** Start of DATA FOR PROCESSING **
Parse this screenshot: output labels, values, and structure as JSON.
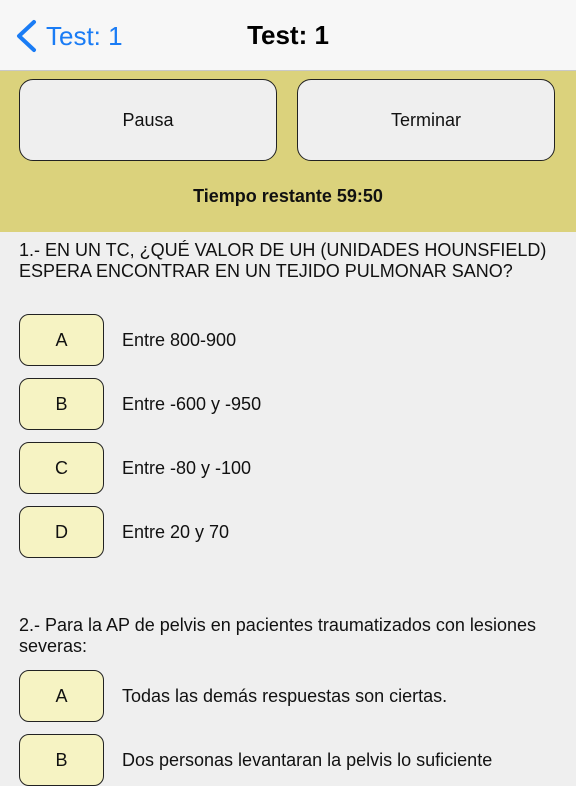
{
  "nav": {
    "back_label": "Test: 1",
    "title": "Test: 1"
  },
  "controls": {
    "pause_label": "Pausa",
    "finish_label": "Terminar",
    "timer_text": "Tiempo restante 59:50"
  },
  "questions": [
    {
      "text": "1.- EN UN TC, ¿QUÉ VALOR DE UH (UNIDADES HOUNSFIELD) ESPERA ENCONTRAR EN UN TEJIDO PULMONAR SANO?",
      "options": [
        {
          "letter": "A",
          "text": "Entre 800-900"
        },
        {
          "letter": "B",
          "text": "Entre -600 y -950"
        },
        {
          "letter": "C",
          "text": "Entre -80 y -100"
        },
        {
          "letter": "D",
          "text": "Entre 20 y 70"
        }
      ]
    },
    {
      "text": "2.- Para la AP de pelvis en pacientes traumatizados con lesiones severas:",
      "options": [
        {
          "letter": "A",
          "text": "Todas las demás respuestas son ciertas."
        },
        {
          "letter": "B",
          "text": "Dos personas levantaran la pelvis lo suficiente"
        }
      ]
    }
  ],
  "colors": {
    "accent": "#1a7cf5",
    "panel": "#dbd27c",
    "option_fill": "#f6f3c3"
  }
}
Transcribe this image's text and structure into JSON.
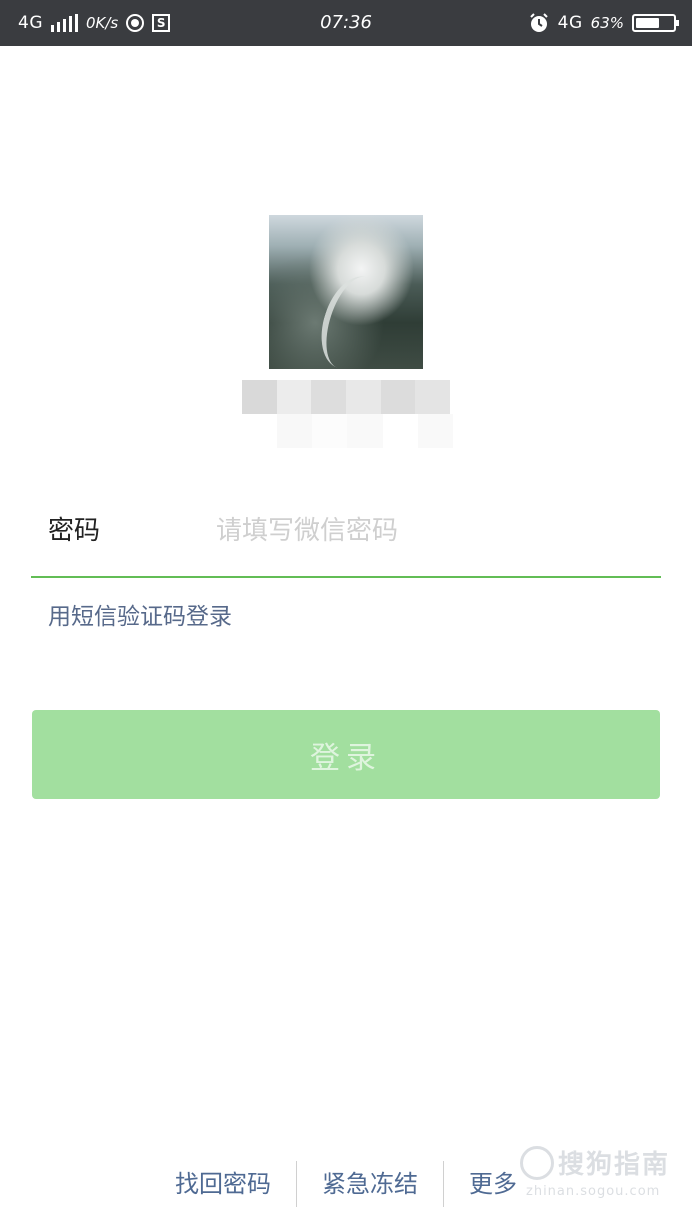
{
  "status_bar": {
    "network": "4G",
    "speed": "0K/s",
    "time": "07:36",
    "network_right": "4G",
    "battery": "63%",
    "battery_level": 0.63,
    "icons": [
      "signal-icon",
      "app-circle-icon",
      "s-app-icon",
      "alarm-icon",
      "battery-icon"
    ]
  },
  "login": {
    "password_label": "密码",
    "password_placeholder": "请填写微信密码",
    "password_value": "",
    "sms_login_link": "用短信验证码登录",
    "login_button": "登录"
  },
  "footer": {
    "links": [
      "找回密码",
      "紧急冻结",
      "更多"
    ]
  },
  "watermark": {
    "name": "搜狗指南",
    "url": "zhinan.sogou.com"
  },
  "colors": {
    "status_bar_bg": "#3a3c40",
    "accent_green": "#62bd55",
    "login_button_disabled": "#a2df9f",
    "link_blue": "#57698a"
  }
}
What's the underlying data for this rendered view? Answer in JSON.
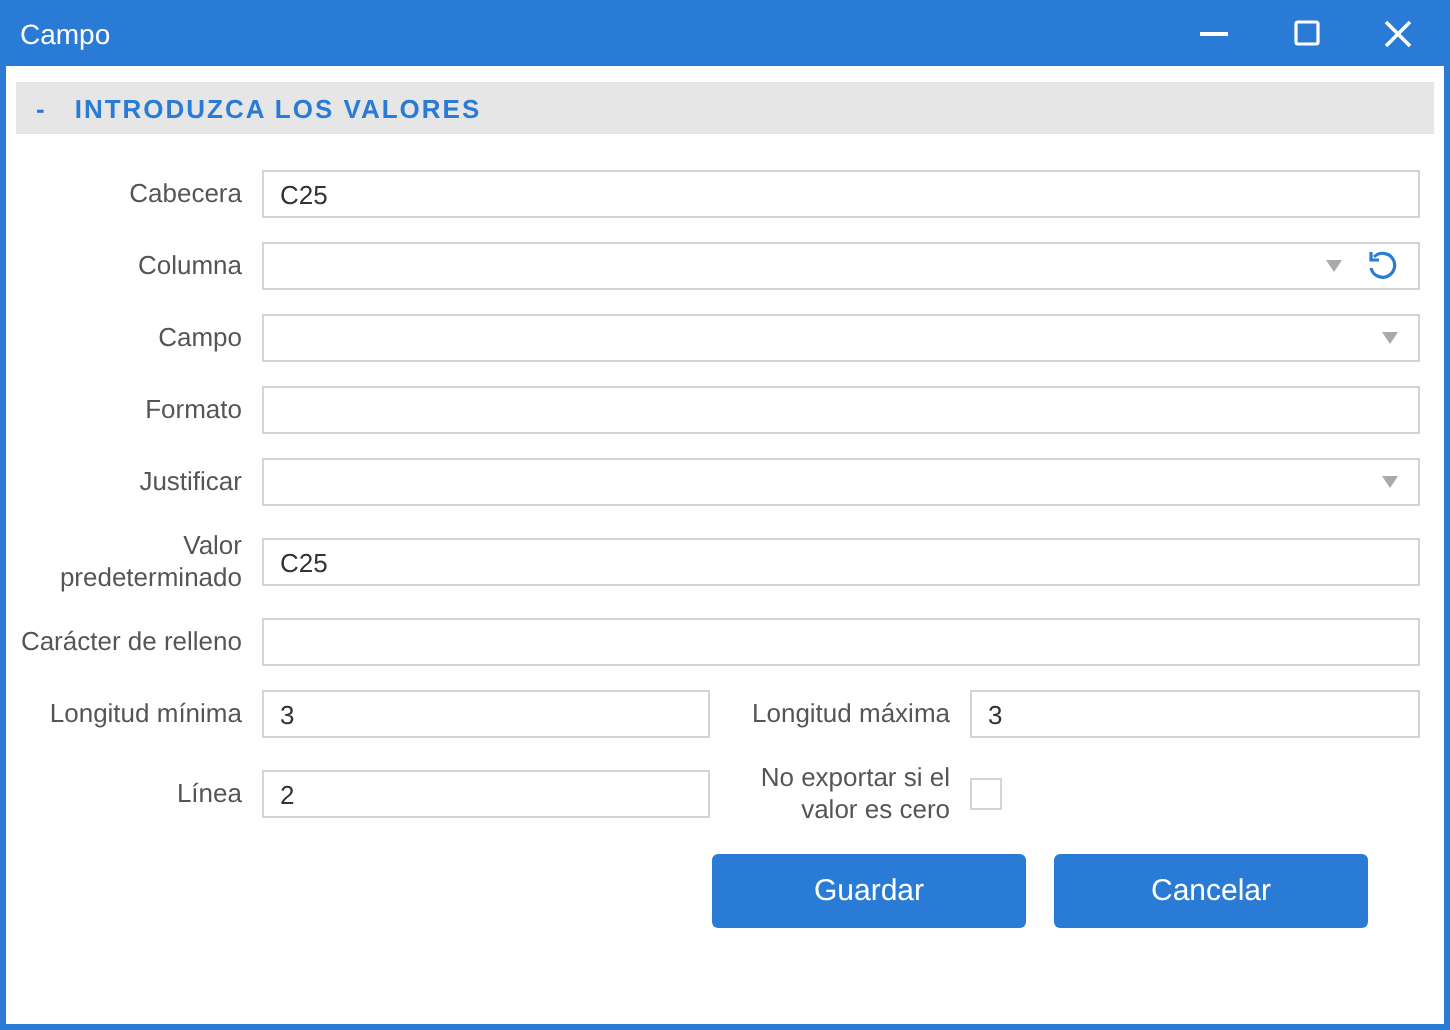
{
  "window": {
    "title": "Campo"
  },
  "section": {
    "toggle": "-",
    "title": "INTRODUZCA LOS VALORES",
    "expanded": true
  },
  "rows": [
    {
      "fields": [
        {
          "label": "Cabecera",
          "kind": "text",
          "value": "C25"
        }
      ]
    },
    {
      "fields": [
        {
          "label": "Columna",
          "kind": "select_reset"
        }
      ]
    },
    {
      "fields": [
        {
          "label": "Campo",
          "kind": "select"
        }
      ]
    },
    {
      "fields": [
        {
          "label": "Formato",
          "kind": "text"
        }
      ]
    },
    {
      "fields": [
        {
          "label": "Justificar",
          "kind": "select"
        }
      ]
    },
    {
      "fields": [
        {
          "label": "Valor predeterminado",
          "kind": "text",
          "value": "C25"
        }
      ]
    },
    {
      "fields": [
        {
          "label": "Carácter de relleno",
          "kind": "text"
        }
      ]
    },
    {
      "fields": [
        {
          "label": "Longitud mínima",
          "kind": "text",
          "value": "3"
        },
        {
          "label": "Longitud máxima",
          "kind": "text",
          "value": "3"
        }
      ]
    },
    {
      "fields": [
        {
          "label": "Línea",
          "kind": "text",
          "value": "2"
        },
        {
          "label": "No exportar si el valor es cero",
          "kind": "checkbox",
          "checked": false
        }
      ]
    }
  ],
  "buttons": [
    "Guardar",
    "Cancelar"
  ]
}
** End of DATA FOR PROCESSING **
#### WHAT YOU HAVE TO DO
Go through the records and copy each line with "pelvis" in it.

#### TASK RESPONSE
      "text": "2.- Para la AP de pelvis en pacientes traumatizados con lesiones severas:",
          "text": "Dos personas levantaran la pelvis lo suficiente"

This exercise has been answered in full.